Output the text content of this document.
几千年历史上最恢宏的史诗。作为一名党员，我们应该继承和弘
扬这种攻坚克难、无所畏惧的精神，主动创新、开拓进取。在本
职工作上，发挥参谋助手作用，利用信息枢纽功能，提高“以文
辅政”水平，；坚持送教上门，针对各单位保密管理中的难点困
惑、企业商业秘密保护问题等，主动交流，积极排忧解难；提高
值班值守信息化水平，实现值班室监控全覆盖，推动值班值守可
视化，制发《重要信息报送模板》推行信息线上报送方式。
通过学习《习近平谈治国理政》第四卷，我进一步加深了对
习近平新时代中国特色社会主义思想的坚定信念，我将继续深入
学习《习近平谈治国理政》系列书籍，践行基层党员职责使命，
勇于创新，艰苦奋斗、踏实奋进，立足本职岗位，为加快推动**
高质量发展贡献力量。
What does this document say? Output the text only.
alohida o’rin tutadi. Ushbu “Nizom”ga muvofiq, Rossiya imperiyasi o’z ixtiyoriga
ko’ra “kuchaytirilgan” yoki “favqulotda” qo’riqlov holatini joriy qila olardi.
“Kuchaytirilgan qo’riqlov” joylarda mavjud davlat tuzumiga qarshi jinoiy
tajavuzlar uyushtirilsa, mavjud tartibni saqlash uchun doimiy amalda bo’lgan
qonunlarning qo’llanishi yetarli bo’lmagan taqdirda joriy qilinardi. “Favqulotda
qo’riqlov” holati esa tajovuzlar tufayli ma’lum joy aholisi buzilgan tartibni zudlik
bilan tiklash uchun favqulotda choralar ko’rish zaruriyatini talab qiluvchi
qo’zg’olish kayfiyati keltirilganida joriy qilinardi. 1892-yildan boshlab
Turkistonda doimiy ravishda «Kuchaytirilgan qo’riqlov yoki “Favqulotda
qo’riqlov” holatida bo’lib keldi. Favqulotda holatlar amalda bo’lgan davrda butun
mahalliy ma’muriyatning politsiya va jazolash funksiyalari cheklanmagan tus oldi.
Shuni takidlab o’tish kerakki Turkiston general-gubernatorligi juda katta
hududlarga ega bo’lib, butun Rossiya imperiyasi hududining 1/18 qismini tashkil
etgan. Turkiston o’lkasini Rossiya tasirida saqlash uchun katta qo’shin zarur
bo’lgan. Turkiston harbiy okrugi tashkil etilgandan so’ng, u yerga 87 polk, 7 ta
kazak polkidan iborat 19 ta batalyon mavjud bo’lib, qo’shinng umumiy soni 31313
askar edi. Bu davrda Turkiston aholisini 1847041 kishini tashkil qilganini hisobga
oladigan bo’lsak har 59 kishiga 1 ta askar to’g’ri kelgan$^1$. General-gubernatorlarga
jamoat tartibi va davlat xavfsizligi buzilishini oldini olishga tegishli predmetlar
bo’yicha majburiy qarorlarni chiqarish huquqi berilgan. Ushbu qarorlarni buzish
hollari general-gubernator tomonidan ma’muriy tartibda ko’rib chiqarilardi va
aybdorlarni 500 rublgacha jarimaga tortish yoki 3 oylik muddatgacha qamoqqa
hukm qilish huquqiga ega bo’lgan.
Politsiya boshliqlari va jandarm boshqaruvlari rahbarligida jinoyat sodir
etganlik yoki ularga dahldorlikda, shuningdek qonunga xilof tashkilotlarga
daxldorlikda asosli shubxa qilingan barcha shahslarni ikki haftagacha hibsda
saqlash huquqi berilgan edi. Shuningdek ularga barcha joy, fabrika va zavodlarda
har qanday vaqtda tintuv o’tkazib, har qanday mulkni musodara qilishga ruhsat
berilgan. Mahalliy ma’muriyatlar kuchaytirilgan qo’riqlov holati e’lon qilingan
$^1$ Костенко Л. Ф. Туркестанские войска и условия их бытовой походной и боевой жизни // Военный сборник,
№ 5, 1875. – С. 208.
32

■ ■ ■ ■

Problem details: Write the complete data out, exactly as above.

Output of the exercise:
Output the text content of this document.
几千年历史上最恢宏的史诗。作为一名党员，我们应该继承和弘
扬这种攻坚克难、无所畏惧的精神，主动创新、开拓进取。在本
职工作上，发挥参谋助手作用，利用信息枢纽功能，提高“以文
辅政”水平，；坚持送教上门，针对各单位保密管理中的难点困
惑、企业商业秘密保护问题等，主动交流，积极排忧解难；提高
值班值守信息化水平，实现值班室监控全覆盖，推动值班值守可
视化，制发《重要信息报送模板》推行信息线上报送方式。
通过学习《习近平谈治国理政》第四卷，我进一步加深了对
习近平新时代中国特色社会主义思想的坚定信念，我将继续深入
学习《习近平谈治国理政》系列书籍，践行基层党员职责使命，
勇于创新，艰苦奋斗、踏实奋进，立足本职岗位，为加快推动**
高质量发展贡献力量。
What does this document say? Output the text only.
alohida o’rin tutadi. Ushbu “Nizom”ga muvofiq, Rossiya imperiyasi o’z ixtiyoriga
ko’ra “kuchaytirilgan” yoki “favqulotda” qo’riqlov holatini joriy qila olardi.
“Kuchaytirilgan qo’riqlov” joylarda mavjud davlat tuzumiga qarshi jinoiy
tajavuzlar uyushtirilsa, mavjud tartibni saqlash uchun doimiy amalda bo’lgan
qonunlarning qo’llanishi yetarli bo’lmagan taqdirda joriy qilinardi. “Favqulotda
qo’riqlov” holati esa tajovuzlar tufayli ma’lum joy aholisi buzilgan tartibni zudlik
bilan tiklash uchun favqulotda choralar ko’rish zaruriyatini talab qiluvchi
qo’zg’olish kayfiyati keltirilganida joriy qilinardi. 1892-yildan boshlab
Turkistonda doimiy ravishda «Kuchaytirilgan qo’riqlov yoki “Favqulotda
qo’riqlov” holatida bo’lib keldi. Favqulotda holatlar amalda bo’lgan davrda butun
mahalliy ma’muriyatning politsiya va jazolash funksiyalari cheklanmagan tus oldi.
Shuni takidlab o’tish kerakki Turkiston general-gubernatorligi juda katta
hududlarga ega bo’lib, butun Rossiya imperiyasi hududining 1/18 qismini tashkil
etgan. Turkiston o’lkasini Rossiya tasirida saqlash uchun katta qo’shin zarur
bo’lgan. Turkiston harbiy okrugi tashkil etilgandan so’ng, u yerga 87 polk, 7 ta
kazak polkidan iborat 19 ta batalyon mavjud bo’lib, qo’shinng umumiy soni 31313
askar edi. Bu davrda Turkiston aholisini 1847041 kishini tashkil qilganini hisobga
oladigan bo’lsak har 59 kishiga 1 ta askar to’g’ri kelgan$^1$. General-gubernatorlarga
jamoat tartibi va davlat xavfsizligi buzilishini oldini olishga tegishli predmetlar
bo’yicha majburiy qarorlarni chiqarish huquqi berilgan. Ushbu qarorlarni buzish
hollari general-gubernator tomonidan ma’muriy tartibda ko’rib chiqarilardi va
aybdorlarni 500 rublgacha jarimaga tortish yoki 3 oylik muddatgacha qamoqqa
hukm qilish huquqiga ega bo’lgan.
Politsiya boshliqlari va jandarm boshqaruvlari rahbarligida jinoyat sodir
etganlik yoki ularga dahldorlikda, shuningdek qonunga xilof tashkilotlarga
daxldorlikda asosli shubxa qilingan barcha shahslarni ikki haftagacha hibsda
saqlash huquqi berilgan edi. Shuningdek ularga barcha joy, fabrika va zavodlarda
har qanday vaqtda tintuv o’tkazib, har qanday mulkni musodara qilishga ruhsat
berilgan. Mahalliy ma’muriyatlar kuchaytirilgan qo’riqlov holati e’lon qilingan
$^1$ Костенко Л. Ф. Туркестанские войска и условия их бытовой походной и боевой жизни // Военный сборник,
№ 5, 1875. – С. 208.
32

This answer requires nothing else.